DATA PROVIDED
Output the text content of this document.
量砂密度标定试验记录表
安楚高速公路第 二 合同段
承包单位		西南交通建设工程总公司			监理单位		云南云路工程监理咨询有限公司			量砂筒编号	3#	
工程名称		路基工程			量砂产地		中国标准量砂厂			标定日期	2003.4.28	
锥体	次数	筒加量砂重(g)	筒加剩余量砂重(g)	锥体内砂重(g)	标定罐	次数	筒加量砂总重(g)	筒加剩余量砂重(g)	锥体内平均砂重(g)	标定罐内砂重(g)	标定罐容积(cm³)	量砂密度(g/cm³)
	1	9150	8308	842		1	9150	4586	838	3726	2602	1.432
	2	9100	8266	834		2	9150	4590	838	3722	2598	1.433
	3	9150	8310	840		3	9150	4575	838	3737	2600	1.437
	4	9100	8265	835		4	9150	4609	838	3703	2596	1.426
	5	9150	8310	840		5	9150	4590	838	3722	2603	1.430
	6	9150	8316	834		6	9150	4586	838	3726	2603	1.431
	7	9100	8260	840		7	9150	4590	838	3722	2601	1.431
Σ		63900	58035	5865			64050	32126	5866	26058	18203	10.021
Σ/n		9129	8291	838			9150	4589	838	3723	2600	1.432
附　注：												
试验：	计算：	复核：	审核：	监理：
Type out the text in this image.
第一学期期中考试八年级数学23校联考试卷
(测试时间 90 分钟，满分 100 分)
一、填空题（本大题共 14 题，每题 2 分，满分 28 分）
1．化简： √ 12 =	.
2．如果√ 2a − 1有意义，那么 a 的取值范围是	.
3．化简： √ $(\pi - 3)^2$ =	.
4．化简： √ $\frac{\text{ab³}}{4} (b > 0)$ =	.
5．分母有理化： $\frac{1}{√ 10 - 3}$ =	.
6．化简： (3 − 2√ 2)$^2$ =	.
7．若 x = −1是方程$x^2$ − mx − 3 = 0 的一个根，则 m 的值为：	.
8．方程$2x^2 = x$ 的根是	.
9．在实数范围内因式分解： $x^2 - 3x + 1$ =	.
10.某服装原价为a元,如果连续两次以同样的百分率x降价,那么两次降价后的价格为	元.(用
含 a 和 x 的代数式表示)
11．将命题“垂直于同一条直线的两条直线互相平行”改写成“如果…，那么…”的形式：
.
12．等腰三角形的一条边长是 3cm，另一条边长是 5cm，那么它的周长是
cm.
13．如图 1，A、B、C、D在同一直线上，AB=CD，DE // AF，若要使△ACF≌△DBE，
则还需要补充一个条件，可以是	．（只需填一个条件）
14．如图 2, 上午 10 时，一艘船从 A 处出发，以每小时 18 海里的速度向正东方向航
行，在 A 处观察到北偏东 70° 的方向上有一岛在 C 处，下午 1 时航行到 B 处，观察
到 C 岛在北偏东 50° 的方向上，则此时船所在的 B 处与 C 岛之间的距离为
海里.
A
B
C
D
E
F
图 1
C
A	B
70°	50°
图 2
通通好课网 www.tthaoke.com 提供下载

WHAT THE TASK REQUIRES
Output every entry shown above, exactly.

ANSWER TO THE PROBLEM
Output the text content of this document.
量砂密度标定试验记录表
安楚高速公路第 二 合同段
承包单位		西南交通建设工程总公司			监理单位		云南云路工程监理咨询有限公司			量砂筒编号	3#	
工程名称		路基工程			量砂产地		中国标准量砂厂			标定日期	2003.4.28	
锥体	次数	筒加量砂重(g)	筒加剩余量砂重(g)	锥体内砂重(g)	标定罐	次数	筒加量砂总重(g)	筒加剩余量砂重(g)	锥体内平均砂重(g)	标定罐内砂重(g)	标定罐容积(cm³)	量砂密度(g/cm³)
	1	9150	8308	842		1	9150	4586	838	3726	2602	1.432
	2	9100	8266	834		2	9150	4590	838	3722	2598	1.433
	3	9150	8310	840		3	9150	4575	838	3737	2600	1.437
	4	9100	8265	835		4	9150	4609	838	3703	2596	1.426
	5	9150	8310	840		5	9150	4590	838	3722	2603	1.430
	6	9150	8316	834		6	9150	4586	838	3726	2603	1.431
	7	9100	8260	840		7	9150	4590	838	3722	2601	1.431
Σ		63900	58035	5865			64050	32126	5866	26058	18203	10.021
Σ/n		9129	8291	838			9150	4589	838	3723	2600	1.432
附　注：												
试验：	计算：	复核：	审核：	监理：
Type out the text in this image.
第一学期期中考试八年级数学23校联考试卷
(测试时间 90 分钟，满分 100 分)
一、填空题（本大题共 14 题，每题 2 分，满分 28 分）
1．化简： √ 12 =	.
2．如果√ 2a − 1有意义，那么 a 的取值范围是	.
3．化简： √ $(\pi - 3)^2$ =	.
4．化简： √ $\frac{\text{ab³}}{4} (b > 0)$ =	.
5．分母有理化： $\frac{1}{√ 10 - 3}$ =	.
6．化简： (3 − 2√ 2)$^2$ =	.
7．若 x = −1是方程$x^2$ − mx − 3 = 0 的一个根，则 m 的值为：	.
8．方程$2x^2 = x$ 的根是	.
9．在实数范围内因式分解： $x^2 - 3x + 1$ =	.
10.某服装原价为a元,如果连续两次以同样的百分率x降价,那么两次降价后的价格为	元.(用
含 a 和 x 的代数式表示)
11．将命题“垂直于同一条直线的两条直线互相平行”改写成“如果…，那么…”的形式：
.
12．等腰三角形的一条边长是 3cm，另一条边长是 5cm，那么它的周长是
cm.
13．如图 1，A、B、C、D在同一直线上，AB=CD，DE // AF，若要使△ACF≌△DBE，
则还需要补充一个条件，可以是	．（只需填一个条件）
14．如图 2, 上午 10 时，一艘船从 A 处出发，以每小时 18 海里的速度向正东方向航
行，在 A 处观察到北偏东 70° 的方向上有一岛在 C 处，下午 1 时航行到 B 处，观察
到 C 岛在北偏东 50° 的方向上，则此时船所在的 B 处与 C 岛之间的距离为
海里.
A
B
C
D
E
F
图 1
C
A	B
70°	50°
图 2
通通好课网 www.tthaoke.com 提供下载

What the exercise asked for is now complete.